WRITTEN REQUEST: Extract all of the data and reproduce it precisely.
>> Start WORKING DATA
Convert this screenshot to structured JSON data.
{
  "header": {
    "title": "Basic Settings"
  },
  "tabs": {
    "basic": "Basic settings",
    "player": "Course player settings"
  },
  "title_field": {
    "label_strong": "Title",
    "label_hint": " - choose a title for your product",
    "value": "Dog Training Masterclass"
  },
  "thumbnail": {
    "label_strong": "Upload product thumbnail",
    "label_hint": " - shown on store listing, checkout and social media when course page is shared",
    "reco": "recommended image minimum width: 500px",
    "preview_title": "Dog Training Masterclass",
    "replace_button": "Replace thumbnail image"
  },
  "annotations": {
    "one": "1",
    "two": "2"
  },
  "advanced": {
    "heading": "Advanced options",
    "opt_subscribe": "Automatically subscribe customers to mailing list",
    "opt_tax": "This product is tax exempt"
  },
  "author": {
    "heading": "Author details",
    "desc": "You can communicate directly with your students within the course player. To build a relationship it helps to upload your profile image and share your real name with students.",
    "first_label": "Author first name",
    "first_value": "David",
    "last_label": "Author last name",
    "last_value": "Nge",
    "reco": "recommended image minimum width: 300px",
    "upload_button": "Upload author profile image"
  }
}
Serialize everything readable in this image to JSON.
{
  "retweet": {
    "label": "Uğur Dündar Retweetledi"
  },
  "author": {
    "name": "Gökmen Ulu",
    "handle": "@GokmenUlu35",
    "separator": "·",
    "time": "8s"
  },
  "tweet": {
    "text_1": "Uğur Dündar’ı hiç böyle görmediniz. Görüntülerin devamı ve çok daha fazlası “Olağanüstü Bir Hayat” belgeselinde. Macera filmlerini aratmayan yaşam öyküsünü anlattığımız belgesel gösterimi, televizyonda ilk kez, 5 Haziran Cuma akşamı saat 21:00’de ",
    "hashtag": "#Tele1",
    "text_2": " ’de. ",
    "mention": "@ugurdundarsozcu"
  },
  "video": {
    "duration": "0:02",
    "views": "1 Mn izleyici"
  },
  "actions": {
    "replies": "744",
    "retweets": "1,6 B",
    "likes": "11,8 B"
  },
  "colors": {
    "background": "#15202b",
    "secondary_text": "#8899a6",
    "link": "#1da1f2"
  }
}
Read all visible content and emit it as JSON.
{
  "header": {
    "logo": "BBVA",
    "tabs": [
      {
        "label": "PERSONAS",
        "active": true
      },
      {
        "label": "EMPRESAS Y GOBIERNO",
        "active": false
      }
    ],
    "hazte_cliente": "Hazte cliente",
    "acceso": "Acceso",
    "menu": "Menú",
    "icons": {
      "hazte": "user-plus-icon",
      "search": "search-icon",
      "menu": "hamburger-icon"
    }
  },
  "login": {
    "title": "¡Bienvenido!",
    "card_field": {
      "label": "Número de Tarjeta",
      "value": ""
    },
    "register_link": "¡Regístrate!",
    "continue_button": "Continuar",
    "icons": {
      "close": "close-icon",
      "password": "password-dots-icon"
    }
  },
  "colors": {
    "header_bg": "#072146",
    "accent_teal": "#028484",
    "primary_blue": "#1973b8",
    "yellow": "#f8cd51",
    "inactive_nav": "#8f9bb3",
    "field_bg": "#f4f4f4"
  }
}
>> End WORKING DATA
RESPONSE TO THIS EXERCISE:
Convert this screenshot to structured JSON data.
{
  "header": {
    "title": "Basic Settings"
  },
  "tabs": {
    "basic": "Basic settings",
    "player": "Course player settings"
  },
  "title_field": {
    "label_strong": "Title",
    "label_hint": " - choose a title for your product",
    "value": "Dog Training Masterclass"
  },
  "thumbnail": {
    "label_strong": "Upload product thumbnail",
    "label_hint": " - shown on store listing, checkout and social media when course page is shared",
    "reco": "recommended image minimum width: 500px",
    "preview_title": "Dog Training Masterclass",
    "replace_button": "Replace thumbnail image"
  },
  "annotations": {
    "one": "1",
    "two": "2"
  },
  "advanced": {
    "heading": "Advanced options",
    "opt_subscribe": "Automatically subscribe customers to mailing list",
    "opt_tax": "This product is tax exempt"
  },
  "author": {
    "heading": "Author details",
    "desc": "You can communicate directly with your students within the course player. To build a relationship it helps to upload your profile image and share your real name with students.",
    "first_label": "Author first name",
    "first_value": "David",
    "last_label": "Author last name",
    "last_value": "Nge",
    "reco": "recommended image minimum width: 300px",
    "upload_button": "Upload author profile image"
  }
}
Serialize everything readable in this image to JSON.
{
  "retweet": {
    "label": "Uğur Dündar Retweetledi"
  },
  "author": {
    "name": "Gökmen Ulu",
    "handle": "@GokmenUlu35",
    "separator": "·",
    "time": "8s"
  },
  "tweet": {
    "text_1": "Uğur Dündar’ı hiç böyle görmediniz. Görüntülerin devamı ve çok daha fazlası “Olağanüstü Bir Hayat” belgeselinde. Macera filmlerini aratmayan yaşam öyküsünü anlattığımız belgesel gösterimi, televizyonda ilk kez, 5 Haziran Cuma akşamı saat 21:00’de ",
    "hashtag": "#Tele1",
    "text_2": " ’de. ",
    "mention": "@ugurdundarsozcu"
  },
  "video": {
    "duration": "0:02",
    "views": "1 Mn izleyici"
  },
  "actions": {
    "replies": "744",
    "retweets": "1,6 B",
    "likes": "11,8 B"
  },
  "colors": {
    "background": "#15202b",
    "secondary_text": "#8899a6",
    "link": "#1da1f2"
  }
}
Read all visible content and emit it as JSON.
{
  "header": {
    "logo": "BBVA",
    "tabs": [
      {
        "label": "PERSONAS",
        "active": true
      },
      {
        "label": "EMPRESAS Y GOBIERNO",
        "active": false
      }
    ],
    "hazte_cliente": "Hazte cliente",
    "acceso": "Acceso",
    "menu": "Menú",
    "icons": {
      "hazte": "user-plus-icon",
      "search": "search-icon",
      "menu": "hamburger-icon"
    }
  },
  "login": {
    "title": "¡Bienvenido!",
    "card_field": {
      "label": "Número de Tarjeta",
      "value": ""
    },
    "register_link": "¡Regístrate!",
    "continue_button": "Continuar",
    "icons": {
      "close": "close-icon",
      "password": "password-dots-icon"
    }
  },
  "colors": {
    "header_bg": "#072146",
    "accent_teal": "#028484",
    "primary_blue": "#1973b8",
    "yellow": "#f8cd51",
    "inactive_nav": "#8f9bb3",
    "field_bg": "#f4f4f4"
  }
}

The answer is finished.